--- What you are asked to do ---
Copy out lines with the word "CONTINUOUS" from the material that follows.

--- Provided data ---
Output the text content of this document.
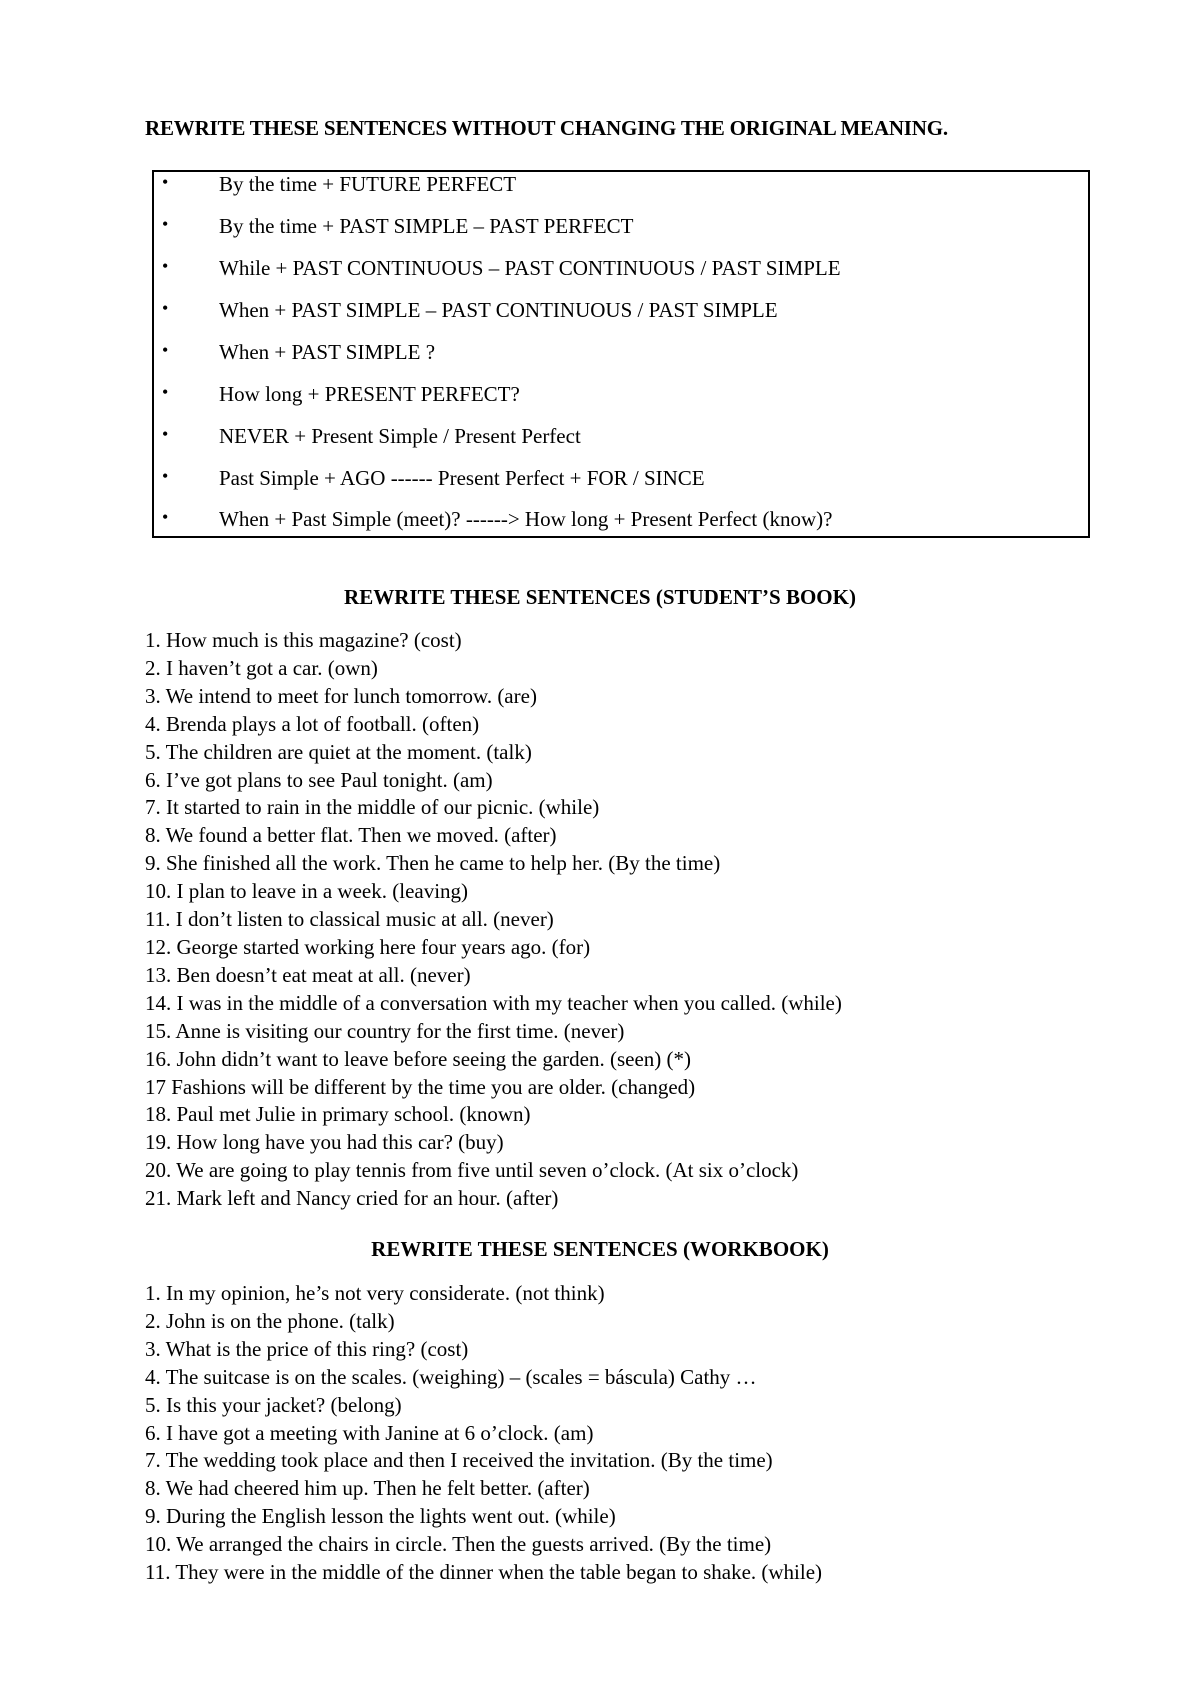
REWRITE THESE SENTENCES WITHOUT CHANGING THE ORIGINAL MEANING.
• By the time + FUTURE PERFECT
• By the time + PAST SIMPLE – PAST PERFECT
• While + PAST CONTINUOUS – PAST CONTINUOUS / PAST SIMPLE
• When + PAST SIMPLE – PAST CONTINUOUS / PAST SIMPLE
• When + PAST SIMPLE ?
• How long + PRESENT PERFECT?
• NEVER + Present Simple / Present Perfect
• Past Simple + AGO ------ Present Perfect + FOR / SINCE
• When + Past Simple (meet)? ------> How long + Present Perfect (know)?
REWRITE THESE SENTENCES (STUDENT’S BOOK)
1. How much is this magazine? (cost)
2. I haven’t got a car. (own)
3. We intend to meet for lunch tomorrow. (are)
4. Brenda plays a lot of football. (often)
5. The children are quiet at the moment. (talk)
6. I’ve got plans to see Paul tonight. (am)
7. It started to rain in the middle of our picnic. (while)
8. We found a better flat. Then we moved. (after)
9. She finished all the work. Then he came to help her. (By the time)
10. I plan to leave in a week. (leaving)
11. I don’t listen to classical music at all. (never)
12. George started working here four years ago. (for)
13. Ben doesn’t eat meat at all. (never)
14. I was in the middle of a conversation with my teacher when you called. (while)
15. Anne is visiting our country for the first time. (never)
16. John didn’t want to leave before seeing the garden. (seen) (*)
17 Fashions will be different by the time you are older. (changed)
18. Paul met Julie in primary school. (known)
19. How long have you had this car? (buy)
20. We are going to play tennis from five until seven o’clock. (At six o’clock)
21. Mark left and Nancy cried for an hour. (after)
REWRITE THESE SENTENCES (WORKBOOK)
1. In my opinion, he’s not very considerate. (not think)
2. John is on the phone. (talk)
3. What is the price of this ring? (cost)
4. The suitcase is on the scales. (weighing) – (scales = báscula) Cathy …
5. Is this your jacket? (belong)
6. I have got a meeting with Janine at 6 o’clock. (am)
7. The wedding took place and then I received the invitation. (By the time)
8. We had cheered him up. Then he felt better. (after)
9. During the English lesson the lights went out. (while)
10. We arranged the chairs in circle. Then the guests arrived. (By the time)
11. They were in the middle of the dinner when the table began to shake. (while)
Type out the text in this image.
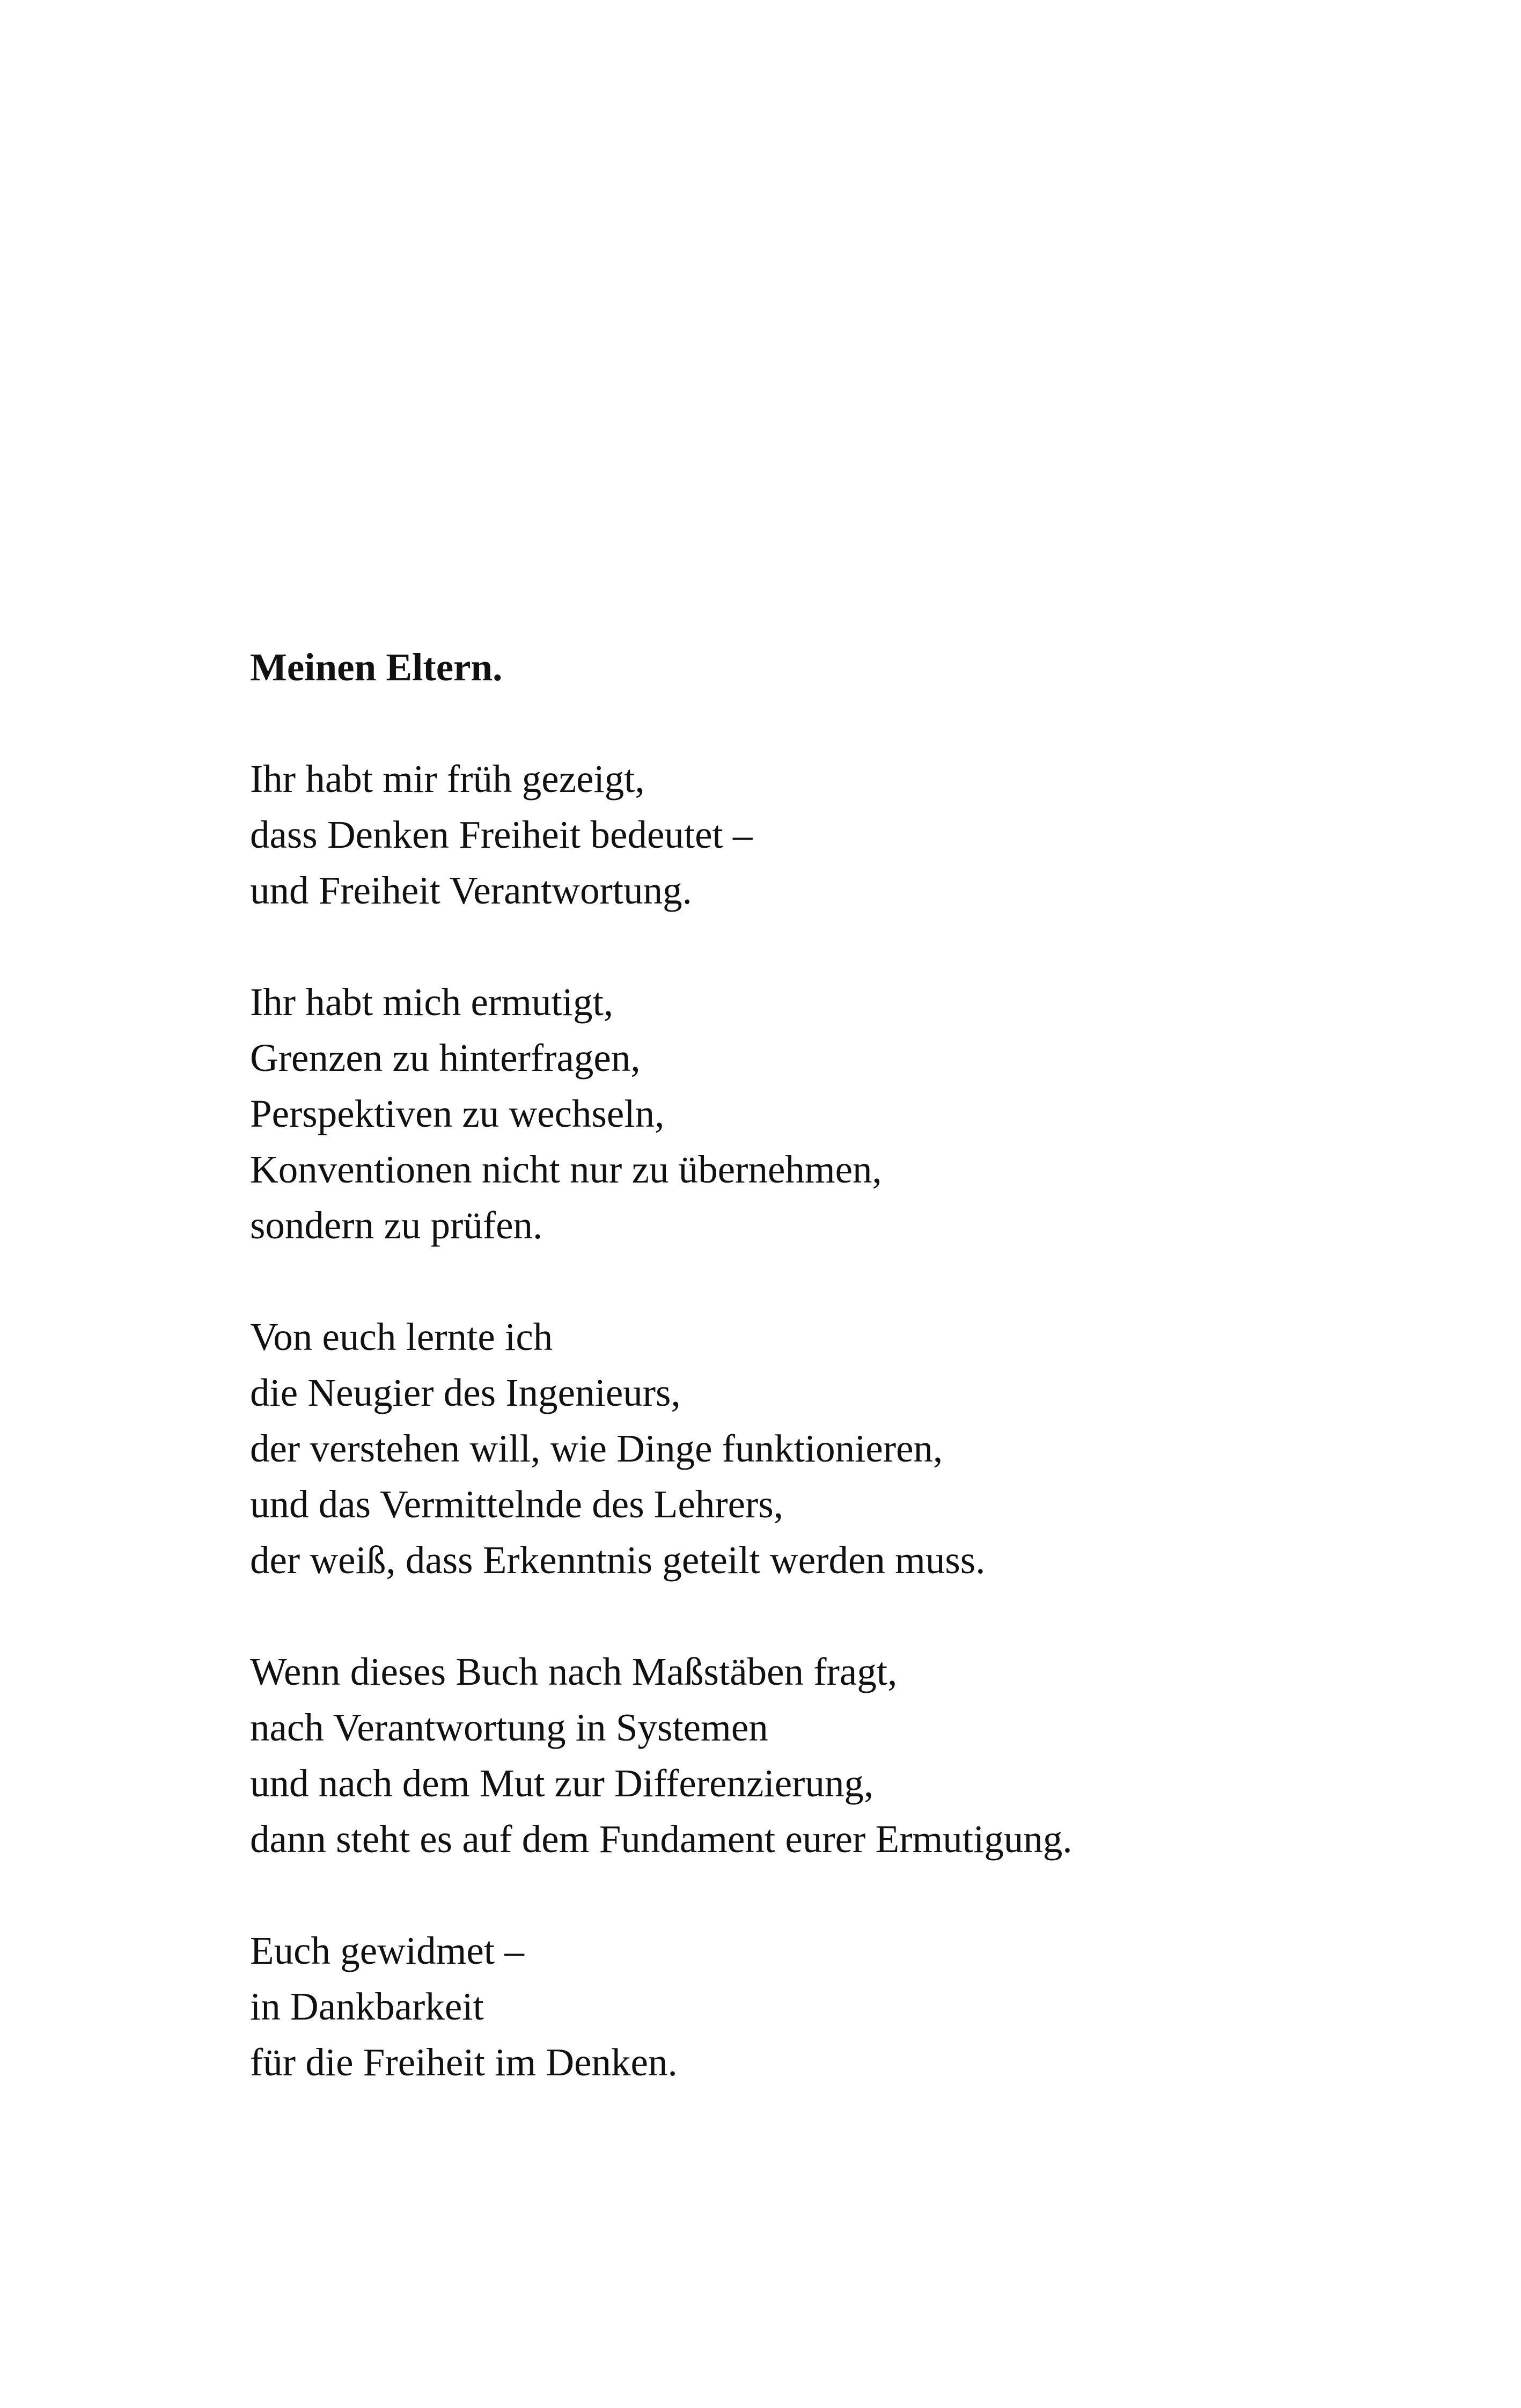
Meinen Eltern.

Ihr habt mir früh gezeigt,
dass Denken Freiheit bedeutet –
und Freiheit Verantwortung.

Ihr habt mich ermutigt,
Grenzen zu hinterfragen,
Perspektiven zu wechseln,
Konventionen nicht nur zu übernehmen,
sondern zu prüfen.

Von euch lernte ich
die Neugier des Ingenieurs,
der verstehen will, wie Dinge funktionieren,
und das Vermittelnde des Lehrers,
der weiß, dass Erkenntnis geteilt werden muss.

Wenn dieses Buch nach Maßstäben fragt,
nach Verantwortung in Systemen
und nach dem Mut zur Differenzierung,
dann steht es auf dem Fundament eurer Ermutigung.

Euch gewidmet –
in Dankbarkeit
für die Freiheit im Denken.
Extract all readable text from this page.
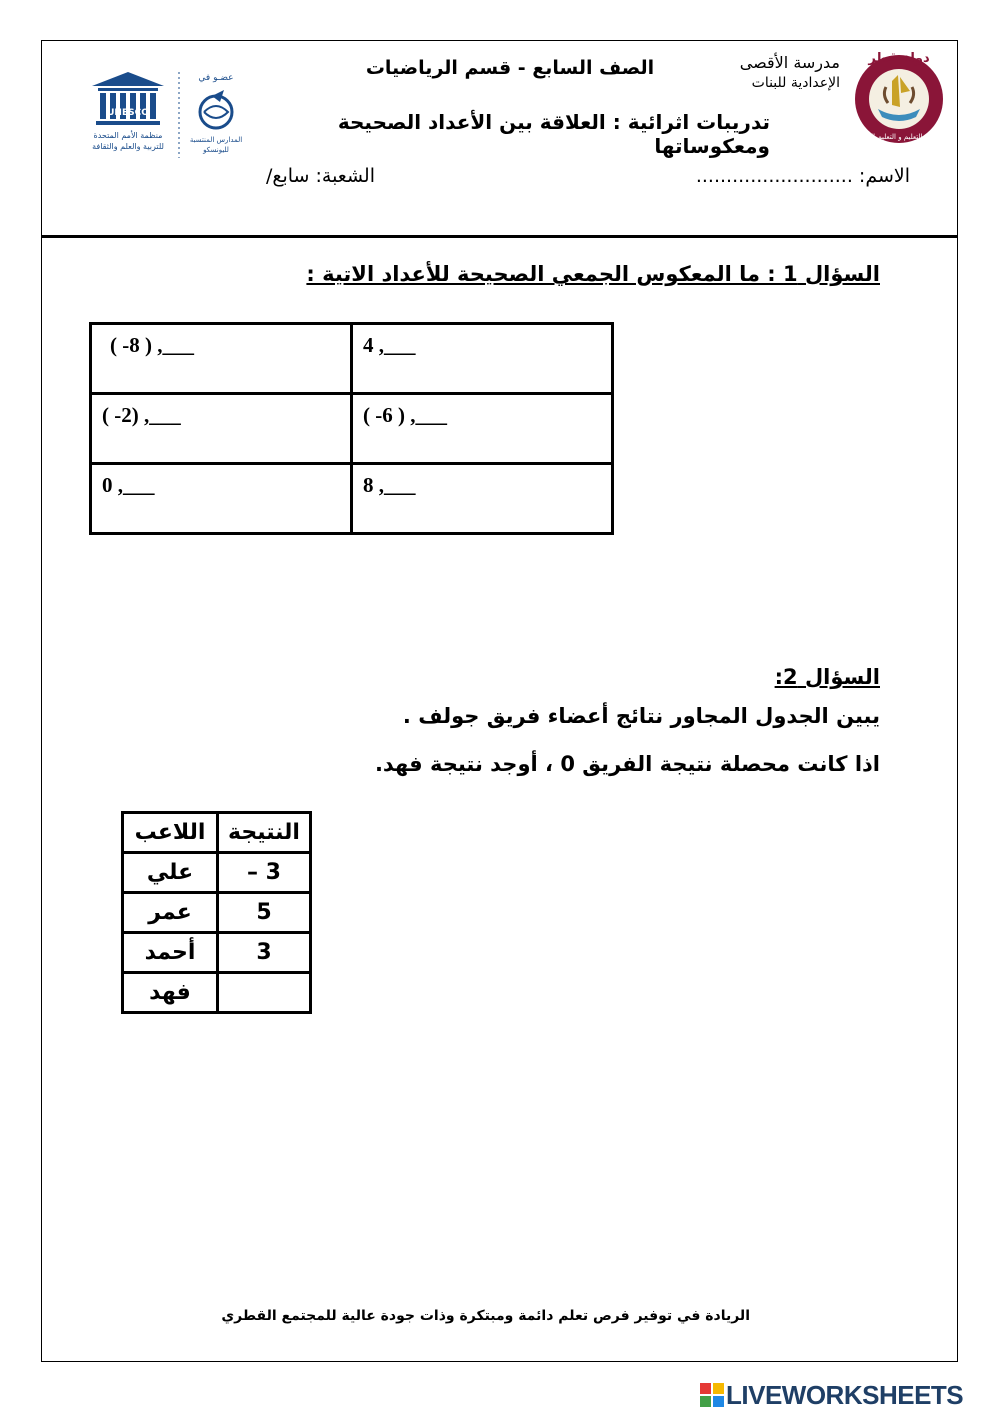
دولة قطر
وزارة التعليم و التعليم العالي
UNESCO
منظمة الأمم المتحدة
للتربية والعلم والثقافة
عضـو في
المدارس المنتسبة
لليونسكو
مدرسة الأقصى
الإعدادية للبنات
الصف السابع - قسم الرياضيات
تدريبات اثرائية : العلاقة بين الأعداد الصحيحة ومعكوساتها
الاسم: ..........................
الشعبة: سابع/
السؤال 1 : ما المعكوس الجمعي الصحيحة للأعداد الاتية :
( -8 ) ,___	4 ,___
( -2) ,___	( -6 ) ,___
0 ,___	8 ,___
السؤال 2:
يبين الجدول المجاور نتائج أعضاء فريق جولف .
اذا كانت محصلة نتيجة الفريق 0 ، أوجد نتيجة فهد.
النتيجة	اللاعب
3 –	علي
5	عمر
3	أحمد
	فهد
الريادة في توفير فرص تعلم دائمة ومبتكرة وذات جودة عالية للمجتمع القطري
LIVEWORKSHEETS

--- Correct answer ---
• While + PAST CONTINUOUS – PAST CONTINUOUS / PAST SIMPLE
• When + PAST SIMPLE – PAST CONTINUOUS / PAST SIMPLE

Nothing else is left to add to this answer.